§ **EXERCISE TASK**: Using the records provided below, locate and copy each line that contains the word "this".

§ **INPUT RECORDS**:
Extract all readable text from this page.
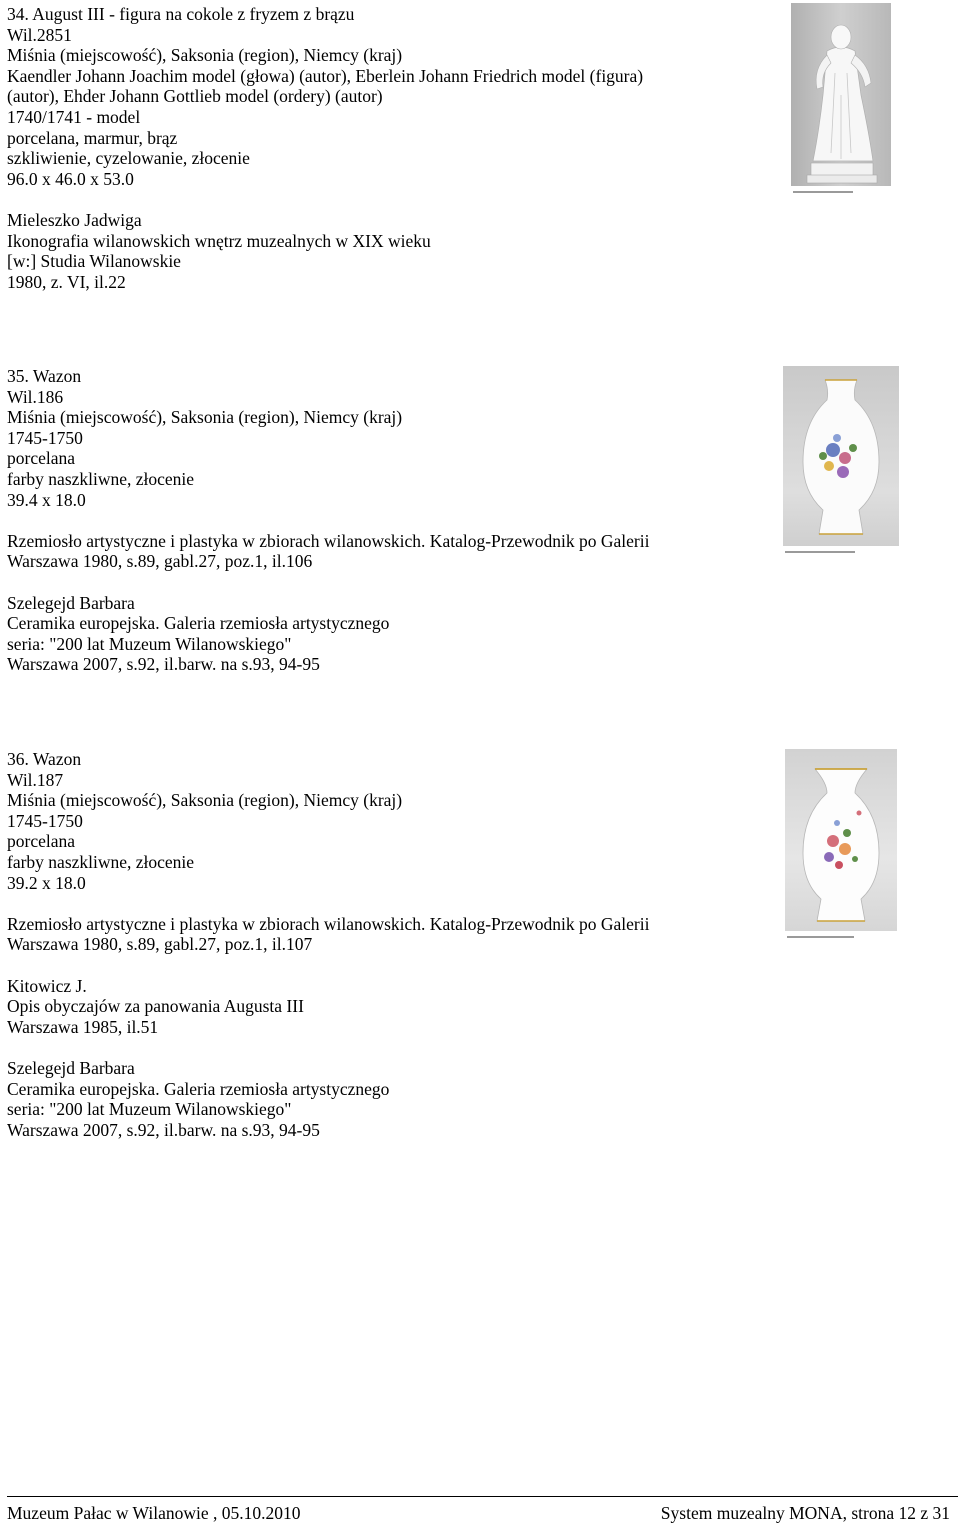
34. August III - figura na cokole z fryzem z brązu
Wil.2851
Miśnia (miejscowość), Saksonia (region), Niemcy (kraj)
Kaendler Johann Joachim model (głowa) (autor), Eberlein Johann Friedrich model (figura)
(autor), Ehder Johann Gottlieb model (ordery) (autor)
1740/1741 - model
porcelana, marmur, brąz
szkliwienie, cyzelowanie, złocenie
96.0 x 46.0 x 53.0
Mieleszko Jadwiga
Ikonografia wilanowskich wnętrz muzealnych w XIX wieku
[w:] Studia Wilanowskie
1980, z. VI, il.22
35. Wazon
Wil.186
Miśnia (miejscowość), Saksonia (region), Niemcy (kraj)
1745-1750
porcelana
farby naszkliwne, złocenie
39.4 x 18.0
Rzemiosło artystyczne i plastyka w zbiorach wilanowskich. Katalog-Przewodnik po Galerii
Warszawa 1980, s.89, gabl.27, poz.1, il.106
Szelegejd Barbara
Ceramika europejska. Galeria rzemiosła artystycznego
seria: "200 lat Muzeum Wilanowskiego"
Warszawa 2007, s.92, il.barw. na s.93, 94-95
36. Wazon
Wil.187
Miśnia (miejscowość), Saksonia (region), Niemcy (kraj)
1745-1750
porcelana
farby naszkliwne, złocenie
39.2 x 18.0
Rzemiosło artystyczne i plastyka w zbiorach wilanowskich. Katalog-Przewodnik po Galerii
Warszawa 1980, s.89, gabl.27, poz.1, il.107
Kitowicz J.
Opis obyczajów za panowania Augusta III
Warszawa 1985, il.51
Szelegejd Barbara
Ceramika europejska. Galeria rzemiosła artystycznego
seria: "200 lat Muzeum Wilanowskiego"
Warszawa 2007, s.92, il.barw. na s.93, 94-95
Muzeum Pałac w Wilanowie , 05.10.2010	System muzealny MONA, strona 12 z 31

* * *

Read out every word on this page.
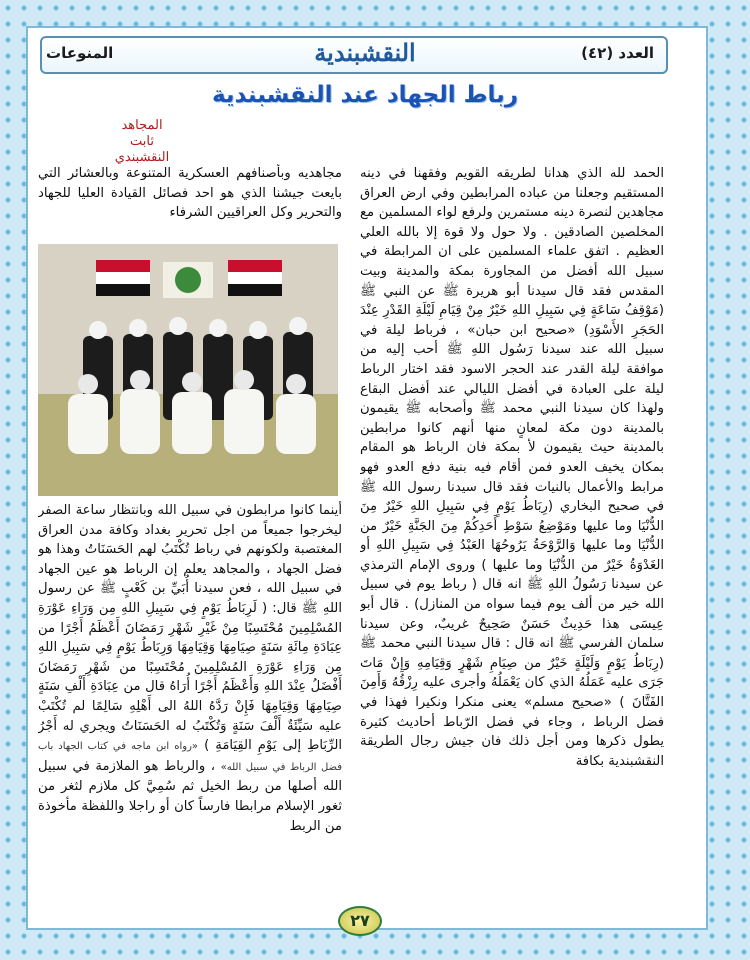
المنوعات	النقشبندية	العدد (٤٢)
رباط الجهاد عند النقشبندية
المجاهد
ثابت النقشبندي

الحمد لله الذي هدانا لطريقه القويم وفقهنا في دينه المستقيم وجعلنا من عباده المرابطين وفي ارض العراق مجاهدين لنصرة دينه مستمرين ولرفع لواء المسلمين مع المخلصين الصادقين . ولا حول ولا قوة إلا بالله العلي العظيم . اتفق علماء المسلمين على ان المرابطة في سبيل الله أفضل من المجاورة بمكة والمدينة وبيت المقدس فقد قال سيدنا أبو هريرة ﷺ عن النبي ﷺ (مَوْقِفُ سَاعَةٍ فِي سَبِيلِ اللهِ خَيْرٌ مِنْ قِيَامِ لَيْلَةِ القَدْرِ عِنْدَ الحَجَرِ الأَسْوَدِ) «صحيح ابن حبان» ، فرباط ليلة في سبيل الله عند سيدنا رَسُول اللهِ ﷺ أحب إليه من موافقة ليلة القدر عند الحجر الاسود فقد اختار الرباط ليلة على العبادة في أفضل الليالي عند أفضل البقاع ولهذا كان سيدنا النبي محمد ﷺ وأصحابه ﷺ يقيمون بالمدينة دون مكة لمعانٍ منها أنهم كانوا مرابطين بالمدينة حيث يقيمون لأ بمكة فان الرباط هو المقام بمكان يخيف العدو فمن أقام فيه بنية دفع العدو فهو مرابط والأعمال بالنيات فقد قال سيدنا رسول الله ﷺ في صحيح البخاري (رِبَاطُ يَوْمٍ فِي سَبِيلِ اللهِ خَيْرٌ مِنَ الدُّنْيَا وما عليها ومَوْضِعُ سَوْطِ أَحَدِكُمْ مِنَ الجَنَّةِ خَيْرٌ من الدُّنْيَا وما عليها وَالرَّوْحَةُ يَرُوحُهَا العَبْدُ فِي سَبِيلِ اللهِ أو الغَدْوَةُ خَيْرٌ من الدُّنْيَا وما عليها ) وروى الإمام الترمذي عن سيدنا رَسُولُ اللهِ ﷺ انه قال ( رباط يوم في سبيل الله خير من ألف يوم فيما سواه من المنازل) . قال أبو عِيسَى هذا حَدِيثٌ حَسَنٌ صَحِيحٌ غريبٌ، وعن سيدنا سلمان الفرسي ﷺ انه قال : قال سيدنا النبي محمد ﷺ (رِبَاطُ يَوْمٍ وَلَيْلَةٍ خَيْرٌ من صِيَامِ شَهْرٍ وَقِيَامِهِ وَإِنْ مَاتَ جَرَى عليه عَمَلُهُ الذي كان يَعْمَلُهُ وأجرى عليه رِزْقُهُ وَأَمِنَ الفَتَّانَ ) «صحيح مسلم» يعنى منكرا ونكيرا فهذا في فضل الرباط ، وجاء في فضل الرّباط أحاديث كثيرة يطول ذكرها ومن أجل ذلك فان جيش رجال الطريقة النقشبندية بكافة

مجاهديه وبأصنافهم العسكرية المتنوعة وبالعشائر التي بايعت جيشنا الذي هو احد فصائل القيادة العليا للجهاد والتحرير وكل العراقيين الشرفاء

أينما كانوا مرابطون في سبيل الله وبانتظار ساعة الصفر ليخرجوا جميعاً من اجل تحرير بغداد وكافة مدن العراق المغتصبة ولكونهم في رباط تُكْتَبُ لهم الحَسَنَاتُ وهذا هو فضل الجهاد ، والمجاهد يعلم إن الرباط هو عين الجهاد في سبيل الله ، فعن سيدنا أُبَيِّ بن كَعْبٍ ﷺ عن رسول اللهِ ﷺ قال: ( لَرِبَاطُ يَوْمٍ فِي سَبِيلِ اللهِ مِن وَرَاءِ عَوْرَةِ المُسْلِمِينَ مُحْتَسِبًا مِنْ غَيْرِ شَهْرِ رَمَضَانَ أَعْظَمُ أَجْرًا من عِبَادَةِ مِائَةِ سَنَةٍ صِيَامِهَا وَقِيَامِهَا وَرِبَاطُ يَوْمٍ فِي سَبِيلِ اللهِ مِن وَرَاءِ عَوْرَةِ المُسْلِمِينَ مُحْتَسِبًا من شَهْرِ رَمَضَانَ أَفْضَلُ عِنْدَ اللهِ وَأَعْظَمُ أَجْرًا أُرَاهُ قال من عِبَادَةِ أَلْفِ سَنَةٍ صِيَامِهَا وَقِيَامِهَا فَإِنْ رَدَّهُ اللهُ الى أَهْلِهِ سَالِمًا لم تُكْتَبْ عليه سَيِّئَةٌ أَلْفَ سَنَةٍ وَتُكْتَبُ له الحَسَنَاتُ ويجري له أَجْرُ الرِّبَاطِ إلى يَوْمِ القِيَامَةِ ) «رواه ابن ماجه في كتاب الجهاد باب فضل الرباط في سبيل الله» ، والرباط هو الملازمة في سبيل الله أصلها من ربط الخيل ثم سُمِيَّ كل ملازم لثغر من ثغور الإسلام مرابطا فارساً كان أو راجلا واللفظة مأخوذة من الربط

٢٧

§ **WRITTEN RESPONSE**:
Extract all readable text from this page.
Read out every word on this page.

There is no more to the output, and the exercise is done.